--- WORK TO COMPLETE ---
Continue the text on Bolivia's departmental election results, picking up right after its final sentence.

--- QUOTED TEXT ---
>> begin
It is interesting that in La Paz, a former MAS-dominated department, now governs the Sovereignty and Liberty (Sol.bo) citizens group. This situation should be a warning to the MAS and they should be analyzing this situation very carefully. To lose a MAS-dominated department like La Paz should be really worrisome for the MAS and Morales. In addition, Santa Cruz is interesting because in spite of the many efforts (also significant governmental resources invested) from the part of the government to gain support in the department, the Democratas citizens group has been able to win in an overwhelming manner. Once again, Santa Cruz has shown it is the strong hold of the opposition and will remain that in the near future. In similar terms, Tarija has been able to show it is the other pole within the opposition giving its support to the Autonomist Departmental Unity (UD-A). These observations suggest a slight loss of influence by the MAS. For one, the inability to hold support where the support was overwhelming before as well as the inability of the MAS to gain influence in Santa Cruz, much the same way they did this in Pando and Beni.

Notwithstanding, the relative clarity with which the governor candidates have won their races, while important, it is not decisive. As we know, each one of the departments has a full government and to this government the assemblies have a very important role. In that manner, the distribution of seats within each assembly and the ensuing distribution of power is also important for the ability of the Governor to govern and for his party to pass laws.
>> end
--- DATA EXTRACT ---
>> begin
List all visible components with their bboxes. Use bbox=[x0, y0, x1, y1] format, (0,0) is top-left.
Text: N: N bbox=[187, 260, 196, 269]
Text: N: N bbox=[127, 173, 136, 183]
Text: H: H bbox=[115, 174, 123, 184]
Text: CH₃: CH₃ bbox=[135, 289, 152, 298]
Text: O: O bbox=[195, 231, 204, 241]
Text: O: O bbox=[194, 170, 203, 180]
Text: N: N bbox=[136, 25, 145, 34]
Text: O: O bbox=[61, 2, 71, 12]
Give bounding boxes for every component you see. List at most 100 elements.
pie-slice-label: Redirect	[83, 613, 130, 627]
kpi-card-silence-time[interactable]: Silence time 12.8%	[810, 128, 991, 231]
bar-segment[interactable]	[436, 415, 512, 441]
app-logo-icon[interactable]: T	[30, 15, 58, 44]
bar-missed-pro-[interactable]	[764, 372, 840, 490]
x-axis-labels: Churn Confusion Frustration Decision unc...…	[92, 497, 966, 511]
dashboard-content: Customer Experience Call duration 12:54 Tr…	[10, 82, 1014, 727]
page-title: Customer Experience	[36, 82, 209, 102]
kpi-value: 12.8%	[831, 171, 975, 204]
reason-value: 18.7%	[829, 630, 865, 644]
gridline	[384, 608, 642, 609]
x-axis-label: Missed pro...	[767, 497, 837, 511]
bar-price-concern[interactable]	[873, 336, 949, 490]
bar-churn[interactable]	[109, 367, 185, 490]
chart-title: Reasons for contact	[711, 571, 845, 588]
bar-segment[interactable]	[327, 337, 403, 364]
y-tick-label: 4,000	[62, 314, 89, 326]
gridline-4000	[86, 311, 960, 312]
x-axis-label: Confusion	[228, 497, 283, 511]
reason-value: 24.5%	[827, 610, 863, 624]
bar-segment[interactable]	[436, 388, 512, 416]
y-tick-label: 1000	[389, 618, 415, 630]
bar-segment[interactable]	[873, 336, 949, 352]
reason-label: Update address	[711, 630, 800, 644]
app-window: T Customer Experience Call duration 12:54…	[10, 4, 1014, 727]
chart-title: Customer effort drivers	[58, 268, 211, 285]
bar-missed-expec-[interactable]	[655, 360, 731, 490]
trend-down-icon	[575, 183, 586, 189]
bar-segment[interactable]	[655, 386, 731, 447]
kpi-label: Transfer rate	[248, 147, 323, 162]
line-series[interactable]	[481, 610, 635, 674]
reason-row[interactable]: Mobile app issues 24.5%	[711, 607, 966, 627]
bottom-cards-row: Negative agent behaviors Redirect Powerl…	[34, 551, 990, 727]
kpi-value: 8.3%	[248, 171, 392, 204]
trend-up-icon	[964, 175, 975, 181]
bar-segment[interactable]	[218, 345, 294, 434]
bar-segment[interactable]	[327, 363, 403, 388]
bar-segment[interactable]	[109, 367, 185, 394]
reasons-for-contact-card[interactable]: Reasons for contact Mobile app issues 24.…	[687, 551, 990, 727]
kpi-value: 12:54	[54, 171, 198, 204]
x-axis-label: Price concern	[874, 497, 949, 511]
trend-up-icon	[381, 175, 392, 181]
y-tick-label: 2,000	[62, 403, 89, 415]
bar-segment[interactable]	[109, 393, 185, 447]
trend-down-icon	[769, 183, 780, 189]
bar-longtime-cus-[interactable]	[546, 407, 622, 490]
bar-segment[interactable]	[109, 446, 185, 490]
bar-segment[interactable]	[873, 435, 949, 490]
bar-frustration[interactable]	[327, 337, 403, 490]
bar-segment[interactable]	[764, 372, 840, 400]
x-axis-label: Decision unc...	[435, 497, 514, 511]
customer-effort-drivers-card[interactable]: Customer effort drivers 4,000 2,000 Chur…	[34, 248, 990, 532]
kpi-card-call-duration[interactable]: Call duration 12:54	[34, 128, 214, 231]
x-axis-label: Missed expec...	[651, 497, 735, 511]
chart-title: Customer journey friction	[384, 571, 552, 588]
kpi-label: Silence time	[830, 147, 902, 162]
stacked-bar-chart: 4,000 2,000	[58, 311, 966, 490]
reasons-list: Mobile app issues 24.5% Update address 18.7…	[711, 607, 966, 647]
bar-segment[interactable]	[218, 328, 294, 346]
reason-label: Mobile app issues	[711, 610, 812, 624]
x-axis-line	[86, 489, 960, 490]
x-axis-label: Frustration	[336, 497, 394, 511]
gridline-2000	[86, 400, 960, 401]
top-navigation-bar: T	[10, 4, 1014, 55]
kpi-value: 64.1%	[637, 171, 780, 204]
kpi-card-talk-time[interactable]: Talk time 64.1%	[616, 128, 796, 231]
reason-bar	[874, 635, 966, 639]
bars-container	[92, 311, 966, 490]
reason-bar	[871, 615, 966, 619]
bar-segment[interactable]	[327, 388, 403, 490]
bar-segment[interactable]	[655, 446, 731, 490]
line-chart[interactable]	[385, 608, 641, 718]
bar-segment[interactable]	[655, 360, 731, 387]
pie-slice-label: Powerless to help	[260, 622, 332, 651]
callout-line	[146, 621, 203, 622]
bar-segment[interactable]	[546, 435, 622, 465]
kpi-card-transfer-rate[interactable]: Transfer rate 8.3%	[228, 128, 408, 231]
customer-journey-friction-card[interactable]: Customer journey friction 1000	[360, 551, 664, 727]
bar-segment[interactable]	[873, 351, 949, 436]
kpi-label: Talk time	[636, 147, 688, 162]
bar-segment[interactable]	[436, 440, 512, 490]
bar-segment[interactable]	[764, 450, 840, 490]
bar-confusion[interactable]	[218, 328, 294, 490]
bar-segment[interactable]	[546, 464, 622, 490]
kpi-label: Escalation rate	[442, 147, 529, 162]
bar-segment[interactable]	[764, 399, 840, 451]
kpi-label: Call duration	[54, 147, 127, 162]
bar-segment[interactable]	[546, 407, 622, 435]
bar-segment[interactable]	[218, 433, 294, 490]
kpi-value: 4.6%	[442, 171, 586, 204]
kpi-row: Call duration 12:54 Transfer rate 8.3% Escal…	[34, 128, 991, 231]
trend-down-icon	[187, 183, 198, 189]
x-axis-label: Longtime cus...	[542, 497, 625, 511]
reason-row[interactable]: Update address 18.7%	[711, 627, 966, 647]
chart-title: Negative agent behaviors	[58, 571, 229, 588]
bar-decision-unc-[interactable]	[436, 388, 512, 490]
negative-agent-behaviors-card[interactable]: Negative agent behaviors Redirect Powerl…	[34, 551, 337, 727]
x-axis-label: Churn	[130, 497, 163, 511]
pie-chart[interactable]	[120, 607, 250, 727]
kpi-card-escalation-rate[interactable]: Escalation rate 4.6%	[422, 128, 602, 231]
>> end
--- THE OUTPUT ---
In that respect, and at a firs look, the results for Governor elections also show a hint of weakness for the government party. It seems the MAS is losing ground and the opposition is finally arriving, albeit not in a coordinated manner. This statement is based on the fact that from the 8 MAS-dominated governorships, now 6 are left. In addition, if we look at the distribution of seats within each assembly, the situation of the MAS changes.

In Chuquisaca, for example, Urquizo (MAS) won the race with a small margin but if we consider that the MAS controls 15 of the 21 seats we can say that he will have a pretty easy time making policy. To that, if we add the two indigenous seats that are reserved for indigenous groups (which has been the norm in prior years), the MAS-faction will control 17 of the 21 seats. That is a comfortable position to be in.

In Cochabamba, Canelas (MAS) won the race with a comfortable margin. In addition to that, the MAS controls now 26 of the 34 seats in the assembly. Counting the 2 indegenous seats, the MAS-faction controls 28 of the 34 seats. This is another comfortable majority for the MAS. Now while it is difficult to imagine the Democratas faction supporting MAS, it is not so unimaginable to speculate that the member representing the citizen organization Unico in the assembly may decide to vote with MAS some times. It has happened often in prior situations, not only in Cochabamba but in other departments and even at the national level.

In Oruro, Vazquez (MAS) can look to a very favorable environment. The MAS has gained 22 of the 33 seats, and the MAS-faction, including the 1 indigenous seats, would then be 23 out of 33. The MAS has a good majority, which could be even more comfortable if the members of UCS and PP decide to go along with the MAS.

In Potosi, Cejas (MAS) can also look forward to a comfortable period. The MAS controls 26 of the 32 seats in the assembly. This time there are not indigenous seats, but the MAS majority does not need any other organization. The opposition here will be difficult.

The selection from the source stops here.